What this task involves
Copy the lines that follow, keeping every character the same.

(Dataset rows about figures)
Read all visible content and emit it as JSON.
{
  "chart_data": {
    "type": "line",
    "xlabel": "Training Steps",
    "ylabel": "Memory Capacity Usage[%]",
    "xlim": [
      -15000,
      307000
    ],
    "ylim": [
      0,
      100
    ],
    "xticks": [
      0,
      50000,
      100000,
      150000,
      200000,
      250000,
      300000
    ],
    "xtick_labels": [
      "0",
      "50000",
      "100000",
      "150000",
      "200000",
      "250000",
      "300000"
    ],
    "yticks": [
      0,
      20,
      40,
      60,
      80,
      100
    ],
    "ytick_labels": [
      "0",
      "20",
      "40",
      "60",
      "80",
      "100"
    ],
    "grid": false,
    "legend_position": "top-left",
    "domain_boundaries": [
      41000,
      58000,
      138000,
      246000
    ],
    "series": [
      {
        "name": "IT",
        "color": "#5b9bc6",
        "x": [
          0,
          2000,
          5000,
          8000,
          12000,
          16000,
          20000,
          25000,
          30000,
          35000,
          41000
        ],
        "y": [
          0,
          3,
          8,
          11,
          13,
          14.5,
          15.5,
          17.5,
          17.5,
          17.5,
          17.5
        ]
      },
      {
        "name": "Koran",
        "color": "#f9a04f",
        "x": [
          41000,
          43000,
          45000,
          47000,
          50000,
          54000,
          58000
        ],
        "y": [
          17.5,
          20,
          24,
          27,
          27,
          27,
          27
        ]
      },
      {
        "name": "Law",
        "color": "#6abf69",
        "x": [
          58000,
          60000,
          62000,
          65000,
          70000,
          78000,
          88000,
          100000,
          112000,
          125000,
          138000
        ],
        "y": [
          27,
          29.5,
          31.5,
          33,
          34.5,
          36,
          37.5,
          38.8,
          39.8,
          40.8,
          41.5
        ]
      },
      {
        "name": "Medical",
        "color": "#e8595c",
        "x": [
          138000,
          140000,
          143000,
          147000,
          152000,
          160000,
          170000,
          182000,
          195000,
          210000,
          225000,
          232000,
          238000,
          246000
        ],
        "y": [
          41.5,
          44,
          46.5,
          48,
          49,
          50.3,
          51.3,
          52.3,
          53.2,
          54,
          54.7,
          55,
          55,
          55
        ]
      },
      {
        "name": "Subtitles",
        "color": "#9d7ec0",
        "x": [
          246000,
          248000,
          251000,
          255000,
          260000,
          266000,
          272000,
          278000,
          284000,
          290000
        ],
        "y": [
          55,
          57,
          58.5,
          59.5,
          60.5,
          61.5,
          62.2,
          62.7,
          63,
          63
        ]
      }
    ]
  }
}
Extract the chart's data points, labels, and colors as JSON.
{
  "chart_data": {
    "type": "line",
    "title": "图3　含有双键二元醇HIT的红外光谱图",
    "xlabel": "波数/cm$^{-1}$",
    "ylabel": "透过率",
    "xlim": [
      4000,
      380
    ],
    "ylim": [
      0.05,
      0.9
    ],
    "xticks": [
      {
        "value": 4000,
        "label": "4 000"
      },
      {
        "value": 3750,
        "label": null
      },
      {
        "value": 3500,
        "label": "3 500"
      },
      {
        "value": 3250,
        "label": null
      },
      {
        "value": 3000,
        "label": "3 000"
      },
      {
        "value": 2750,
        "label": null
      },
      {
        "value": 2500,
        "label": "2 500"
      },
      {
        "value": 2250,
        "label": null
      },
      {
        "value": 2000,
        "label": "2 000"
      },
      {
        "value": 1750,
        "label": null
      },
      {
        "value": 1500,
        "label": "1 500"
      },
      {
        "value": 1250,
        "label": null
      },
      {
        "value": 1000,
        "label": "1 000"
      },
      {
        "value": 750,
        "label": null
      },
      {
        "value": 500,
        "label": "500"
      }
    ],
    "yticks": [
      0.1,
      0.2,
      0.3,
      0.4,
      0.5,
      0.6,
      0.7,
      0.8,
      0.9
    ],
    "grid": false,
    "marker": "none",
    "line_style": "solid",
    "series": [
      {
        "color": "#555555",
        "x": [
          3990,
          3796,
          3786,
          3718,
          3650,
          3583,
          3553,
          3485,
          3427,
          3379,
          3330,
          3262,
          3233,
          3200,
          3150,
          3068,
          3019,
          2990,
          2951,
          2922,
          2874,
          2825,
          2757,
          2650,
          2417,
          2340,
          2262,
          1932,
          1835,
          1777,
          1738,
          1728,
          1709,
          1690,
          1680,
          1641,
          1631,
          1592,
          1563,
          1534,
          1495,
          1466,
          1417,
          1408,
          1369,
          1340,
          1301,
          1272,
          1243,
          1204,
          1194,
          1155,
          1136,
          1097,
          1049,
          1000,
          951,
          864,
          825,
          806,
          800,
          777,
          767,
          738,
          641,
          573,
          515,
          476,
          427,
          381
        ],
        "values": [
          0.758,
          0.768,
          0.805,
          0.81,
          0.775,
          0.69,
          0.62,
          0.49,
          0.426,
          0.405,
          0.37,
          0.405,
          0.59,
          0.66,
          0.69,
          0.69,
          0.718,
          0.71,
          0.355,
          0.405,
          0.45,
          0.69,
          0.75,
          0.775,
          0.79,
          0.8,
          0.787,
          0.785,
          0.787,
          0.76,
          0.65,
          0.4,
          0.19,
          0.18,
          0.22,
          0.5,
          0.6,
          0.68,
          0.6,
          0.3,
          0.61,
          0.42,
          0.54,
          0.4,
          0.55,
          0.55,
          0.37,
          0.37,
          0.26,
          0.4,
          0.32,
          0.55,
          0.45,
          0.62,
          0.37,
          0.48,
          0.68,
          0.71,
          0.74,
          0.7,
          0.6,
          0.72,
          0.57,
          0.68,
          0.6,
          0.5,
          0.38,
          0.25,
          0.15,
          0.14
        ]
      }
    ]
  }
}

Answer to this task
Read all visible content and emit it as JSON.
{
  "chart_data": {
    "type": "line",
    "xlabel": "Training Steps",
    "ylabel": "Memory Capacity Usage[%]",
    "xlim": [
      -15000,
      307000
    ],
    "ylim": [
      0,
      100
    ],
    "xticks": [
      0,
      50000,
      100000,
      150000,
      200000,
      250000,
      300000
    ],
    "xtick_labels": [
      "0",
      "50000",
      "100000",
      "150000",
      "200000",
      "250000",
      "300000"
    ],
    "yticks": [
      0,
      20,
      40,
      60,
      80,
      100
    ],
    "ytick_labels": [
      "0",
      "20",
      "40",
      "60",
      "80",
      "100"
    ],
    "grid": false,
    "legend_position": "top-left",
    "domain_boundaries": [
      41000,
      58000,
      138000,
      246000
    ],
    "series": [
      {
        "name": "IT",
        "color": "#5b9bc6",
        "x": [
          0,
          2000,
          5000,
          8000,
          12000,
          16000,
          20000,
          25000,
          30000,
          35000,
          41000
        ],
        "y": [
          0,
          3,
          8,
          11,
          13,
          14.5,
          15.5,
          17.5,
          17.5,
          17.5,
          17.5
        ]
      },
      {
        "name": "Koran",
        "color": "#f9a04f",
        "x": [
          41000,
          43000,
          45000,
          47000,
          50000,
          54000,
          58000
        ],
        "y": [
          17.5,
          20,
          24,
          27,
          27,
          27,
          27
        ]
      },
      {
        "name": "Law",
        "color": "#6abf69",
        "x": [
          58000,
          60000,
          62000,
          65000,
          70000,
          78000,
          88000,
          100000,
          112000,
          125000,
          138000
        ],
        "y": [
          27,
          29.5,
          31.5,
          33,
          34.5,
          36,
          37.5,
          38.8,
          39.8,
          40.8,
          41.5
        ]
      },
      {
        "name": "Medical",
        "color": "#e8595c",
        "x": [
          138000,
          140000,
          143000,
          147000,
          152000,
          160000,
          170000,
          182000,
          195000,
          210000,
          225000,
          232000,
          238000,
          246000
        ],
        "y": [
          41.5,
          44,
          46.5,
          48,
          49,
          50.3,
          51.3,
          52.3,
          53.2,
          54,
          54.7,
          55,
          55,
          55
        ]
      },
      {
        "name": "Subtitles",
        "color": "#9d7ec0",
        "x": [
          246000,
          248000,
          251000,
          255000,
          260000,
          266000,
          272000,
          278000,
          284000,
          290000
        ],
        "y": [
          55,
          57,
          58.5,
          59.5,
          60.5,
          61.5,
          62.2,
          62.7,
          63,
          63
        ]
      }
    ]
  }
}
Extract the chart's data points, labels, and colors as JSON.
{
  "chart_data": {
    "type": "line",
    "title": "图3　含有双键二元醇HIT的红外光谱图",
    "xlabel": "波数/cm$^{-1}$",
    "ylabel": "透过率",
    "xlim": [
      4000,
      380
    ],
    "ylim": [
      0.05,
      0.9
    ],
    "xticks": [
      {
        "value": 4000,
        "label": "4 000"
      },
      {
        "value": 3750,
        "label": null
      },
      {
        "value": 3500,
        "label": "3 500"
      },
      {
        "value": 3250,
        "label": null
      },
      {
        "value": 3000,
        "label": "3 000"
      },
      {
        "value": 2750,
        "label": null
      },
      {
        "value": 2500,
        "label": "2 500"
      },
      {
        "value": 2250,
        "label": null
      },
      {
        "value": 2000,
        "label": "2 000"
      },
      {
        "value": 1750,
        "label": null
      },
      {
        "value": 1500,
        "label": "1 500"
      },
      {
        "value": 1250,
        "label": null
      },
      {
        "value": 1000,
        "label": "1 000"
      },
      {
        "value": 750,
        "label": null
      },
      {
        "value": 500,
        "label": "500"
      }
    ],
    "yticks": [
      0.1,
      0.2,
      0.3,
      0.4,
      0.5,
      0.6,
      0.7,
      0.8,
      0.9
    ],
    "grid": false,
    "marker": "none",
    "line_style": "solid",
    "series": [
      {
        "color": "#555555",
        "x": [
          3990,
          3796,
          3786,
          3718,
          3650,
          3583,
          3553,
          3485,
          3427,
          3379,
          3330,
          3262,
          3233,
          3200,
          3150,
          3068,
          3019,
          2990,
          2951,
          2922,
          2874,
          2825,
          2757,
          2650,
          2417,
          2340,
          2262,
          1932,
          1835,
          1777,
          1738,
          1728,
          1709,
          1690,
          1680,
          1641,
          1631,
          1592,
          1563,
          1534,
          1495,
          1466,
          1417,
          1408,
          1369,
          1340,
          1301,
          1272,
          1243,
          1204,
          1194,
          1155,
          1136,
          1097,
          1049,
          1000,
          951,
          864,
          825,
          806,
          800,
          777,
          767,
          738,
          641,
          573,
          515,
          476,
          427,
          381
        ],
        "values": [
          0.758,
          0.768,
          0.805,
          0.81,
          0.775,
          0.69,
          0.62,
          0.49,
          0.426,
          0.405,
          0.37,
          0.405,
          0.59,
          0.66,
          0.69,
          0.69,
          0.718,
          0.71,
          0.355,
          0.405,
          0.45,
          0.69,
          0.75,
          0.775,
          0.79,
          0.8,
          0.787,
          0.785,
          0.787,
          0.76,
          0.65,
          0.4,
          0.19,
          0.18,
          0.22,
          0.5,
          0.6,
          0.68,
          0.6,
          0.3,
          0.61,
          0.42,
          0.54,
          0.4,
          0.55,
          0.55,
          0.37,
          0.37,
          0.26,
          0.4,
          0.32,
          0.55,
          0.45,
          0.62,
          0.37,
          0.48,
          0.68,
          0.71,
          0.74,
          0.7,
          0.6,
          0.72,
          0.57,
          0.68,
          0.6,
          0.5,
          0.38,
          0.25,
          0.15,
          0.14
        ]
      }
    ]
  }
}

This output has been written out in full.